▸ **DATA SHOWN**
-- -- --
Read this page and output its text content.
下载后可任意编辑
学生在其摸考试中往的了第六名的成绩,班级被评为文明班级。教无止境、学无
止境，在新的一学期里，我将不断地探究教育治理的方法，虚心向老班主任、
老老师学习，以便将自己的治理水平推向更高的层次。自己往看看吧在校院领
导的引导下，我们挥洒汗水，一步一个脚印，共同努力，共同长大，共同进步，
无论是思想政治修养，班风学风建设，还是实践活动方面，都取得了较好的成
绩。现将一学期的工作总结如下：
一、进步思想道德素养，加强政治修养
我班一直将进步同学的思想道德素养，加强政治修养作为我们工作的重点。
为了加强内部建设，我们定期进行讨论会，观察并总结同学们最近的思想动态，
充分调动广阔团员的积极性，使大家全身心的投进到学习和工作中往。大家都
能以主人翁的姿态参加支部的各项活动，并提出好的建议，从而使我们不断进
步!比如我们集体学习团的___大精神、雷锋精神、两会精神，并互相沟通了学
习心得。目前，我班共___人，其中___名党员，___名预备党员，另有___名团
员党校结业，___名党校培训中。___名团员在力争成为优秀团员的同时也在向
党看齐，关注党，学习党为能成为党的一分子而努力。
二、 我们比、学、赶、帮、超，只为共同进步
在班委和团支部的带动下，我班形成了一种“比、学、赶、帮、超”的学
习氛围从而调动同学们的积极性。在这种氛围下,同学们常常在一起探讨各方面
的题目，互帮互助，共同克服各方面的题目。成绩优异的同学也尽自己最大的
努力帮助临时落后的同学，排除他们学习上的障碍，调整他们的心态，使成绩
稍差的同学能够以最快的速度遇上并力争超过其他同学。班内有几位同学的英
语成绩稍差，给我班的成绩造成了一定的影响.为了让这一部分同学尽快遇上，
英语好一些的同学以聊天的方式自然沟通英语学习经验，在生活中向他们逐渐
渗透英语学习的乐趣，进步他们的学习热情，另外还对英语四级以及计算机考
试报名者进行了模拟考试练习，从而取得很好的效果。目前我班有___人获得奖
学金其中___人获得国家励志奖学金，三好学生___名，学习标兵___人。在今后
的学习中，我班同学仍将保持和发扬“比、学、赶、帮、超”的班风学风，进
-- -- --
▸ **EXERCISE AIM**
Extract every entry in the listing word for word.

▸ **SOLUTION TO THIS PROBLEM**
Read this page and output its text content.
下载后可任意编辑
学生在其摸考试中往的了第六名的成绩,班级被评为文明班级。教无止境、学无
止境，在新的一学期里，我将不断地探究教育治理的方法，虚心向老班主任、
老老师学习，以便将自己的治理水平推向更高的层次。自己往看看吧在校院领
导的引导下，我们挥洒汗水，一步一个脚印，共同努力，共同长大，共同进步，
无论是思想政治修养，班风学风建设，还是实践活动方面，都取得了较好的成
绩。现将一学期的工作总结如下：
一、进步思想道德素养，加强政治修养
我班一直将进步同学的思想道德素养，加强政治修养作为我们工作的重点。
为了加强内部建设，我们定期进行讨论会，观察并总结同学们最近的思想动态，
充分调动广阔团员的积极性，使大家全身心的投进到学习和工作中往。大家都
能以主人翁的姿态参加支部的各项活动，并提出好的建议，从而使我们不断进
步!比如我们集体学习团的___大精神、雷锋精神、两会精神，并互相沟通了学
习心得。目前，我班共___人，其中___名党员，___名预备党员，另有___名团
员党校结业，___名党校培训中。___名团员在力争成为优秀团员的同时也在向
党看齐，关注党，学习党为能成为党的一分子而努力。
二、 我们比、学、赶、帮、超，只为共同进步
在班委和团支部的带动下，我班形成了一种“比、学、赶、帮、超”的学
习氛围从而调动同学们的积极性。在这种氛围下,同学们常常在一起探讨各方面
的题目，互帮互助，共同克服各方面的题目。成绩优异的同学也尽自己最大的
努力帮助临时落后的同学，排除他们学习上的障碍，调整他们的心态，使成绩
稍差的同学能够以最快的速度遇上并力争超过其他同学。班内有几位同学的英
语成绩稍差，给我班的成绩造成了一定的影响.为了让这一部分同学尽快遇上，
英语好一些的同学以聊天的方式自然沟通英语学习经验，在生活中向他们逐渐
渗透英语学习的乐趣，进步他们的学习热情，另外还对英语四级以及计算机考
试报名者进行了模拟考试练习，从而取得很好的效果。目前我班有___人获得奖
学金其中___人获得国家励志奖学金，三好学生___名，学习标兵___人。在今后
的学习中，我班同学仍将保持和发扬“比、学、赶、帮、超”的班风学风，进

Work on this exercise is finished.